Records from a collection
(begin)
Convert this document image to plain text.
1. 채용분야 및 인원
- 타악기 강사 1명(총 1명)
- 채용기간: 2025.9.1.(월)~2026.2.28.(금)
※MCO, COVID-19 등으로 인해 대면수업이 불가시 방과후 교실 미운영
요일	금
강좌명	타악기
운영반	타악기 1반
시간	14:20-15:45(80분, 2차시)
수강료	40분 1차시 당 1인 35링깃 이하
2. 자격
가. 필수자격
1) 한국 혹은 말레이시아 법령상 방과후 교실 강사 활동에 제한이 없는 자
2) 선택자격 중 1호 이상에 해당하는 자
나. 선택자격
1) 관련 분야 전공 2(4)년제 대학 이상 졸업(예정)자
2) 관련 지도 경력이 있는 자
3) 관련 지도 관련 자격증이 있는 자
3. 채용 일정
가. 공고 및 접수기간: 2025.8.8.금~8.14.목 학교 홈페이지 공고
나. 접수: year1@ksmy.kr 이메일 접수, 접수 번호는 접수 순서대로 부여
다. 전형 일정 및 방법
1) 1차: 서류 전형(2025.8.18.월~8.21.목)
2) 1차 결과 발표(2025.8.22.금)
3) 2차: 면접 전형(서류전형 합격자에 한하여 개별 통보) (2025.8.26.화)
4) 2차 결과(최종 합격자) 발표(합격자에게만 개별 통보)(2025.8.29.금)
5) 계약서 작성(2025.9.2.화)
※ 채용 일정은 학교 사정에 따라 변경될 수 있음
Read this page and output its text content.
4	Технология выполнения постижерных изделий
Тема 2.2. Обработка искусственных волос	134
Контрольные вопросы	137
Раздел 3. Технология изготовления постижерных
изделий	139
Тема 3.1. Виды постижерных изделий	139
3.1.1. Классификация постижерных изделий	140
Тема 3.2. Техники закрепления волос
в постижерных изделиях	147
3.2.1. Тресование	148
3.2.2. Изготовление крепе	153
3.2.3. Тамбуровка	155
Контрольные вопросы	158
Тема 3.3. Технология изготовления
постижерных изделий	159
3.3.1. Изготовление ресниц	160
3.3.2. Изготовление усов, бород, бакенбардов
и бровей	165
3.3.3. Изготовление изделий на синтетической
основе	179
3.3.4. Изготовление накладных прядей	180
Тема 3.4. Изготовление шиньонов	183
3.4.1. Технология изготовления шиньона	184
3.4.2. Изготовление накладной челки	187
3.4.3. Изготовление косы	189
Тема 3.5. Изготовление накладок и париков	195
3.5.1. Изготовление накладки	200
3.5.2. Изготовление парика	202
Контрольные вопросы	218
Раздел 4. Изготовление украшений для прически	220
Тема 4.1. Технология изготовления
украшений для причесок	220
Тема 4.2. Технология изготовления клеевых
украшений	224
(end)
Exactly reproduce every line of the records.

Convert this document image to plain text.
1. 채용분야 및 인원
- 타악기 강사 1명(총 1명)
- 채용기간: 2025.9.1.(월)~2026.2.28.(금)
※MCO, COVID-19 등으로 인해 대면수업이 불가시 방과후 교실 미운영
요일	금
강좌명	타악기
운영반	타악기 1반
시간	14:20-15:45(80분, 2차시)
수강료	40분 1차시 당 1인 35링깃 이하
2. 자격
가. 필수자격
1) 한국 혹은 말레이시아 법령상 방과후 교실 강사 활동에 제한이 없는 자
2) 선택자격 중 1호 이상에 해당하는 자
나. 선택자격
1) 관련 분야 전공 2(4)년제 대학 이상 졸업(예정)자
2) 관련 지도 경력이 있는 자
3) 관련 지도 관련 자격증이 있는 자
3. 채용 일정
가. 공고 및 접수기간: 2025.8.8.금~8.14.목 학교 홈페이지 공고
나. 접수: year1@ksmy.kr 이메일 접수, 접수 번호는 접수 순서대로 부여
다. 전형 일정 및 방법
1) 1차: 서류 전형(2025.8.18.월~8.21.목)
2) 1차 결과 발표(2025.8.22.금)
3) 2차: 면접 전형(서류전형 합격자에 한하여 개별 통보) (2025.8.26.화)
4) 2차 결과(최종 합격자) 발표(합격자에게만 개별 통보)(2025.8.29.금)
5) 계약서 작성(2025.9.2.화)
※ 채용 일정은 학교 사정에 따라 변경될 수 있음
Read this page and output its text content.
4	Технология выполнения постижерных изделий
Тема 2.2. Обработка искусственных волос	134
Контрольные вопросы	137
Раздел 3. Технология изготовления постижерных
изделий	139
Тема 3.1. Виды постижерных изделий	139
3.1.1. Классификация постижерных изделий	140
Тема 3.2. Техники закрепления волос
в постижерных изделиях	147
3.2.1. Тресование	148
3.2.2. Изготовление крепе	153
3.2.3. Тамбуровка	155
Контрольные вопросы	158
Тема 3.3. Технология изготовления
постижерных изделий	159
3.3.1. Изготовление ресниц	160
3.3.2. Изготовление усов, бород, бакенбардов
и бровей	165
3.3.3. Изготовление изделий на синтетической
основе	179
3.3.4. Изготовление накладных прядей	180
Тема 3.4. Изготовление шиньонов	183
3.4.1. Технология изготовления шиньона	184
3.4.2. Изготовление накладной челки	187
3.4.3. Изготовление косы	189
Тема 3.5. Изготовление накладок и париков	195
3.5.1. Изготовление накладки	200
3.5.2. Изготовление парика	202
Контрольные вопросы	218
Раздел 4. Изготовление украшений для прически	220
Тема 4.1. Технология изготовления
украшений для причесок	220
Тема 4.2. Технология изготовления клеевых
украшений	224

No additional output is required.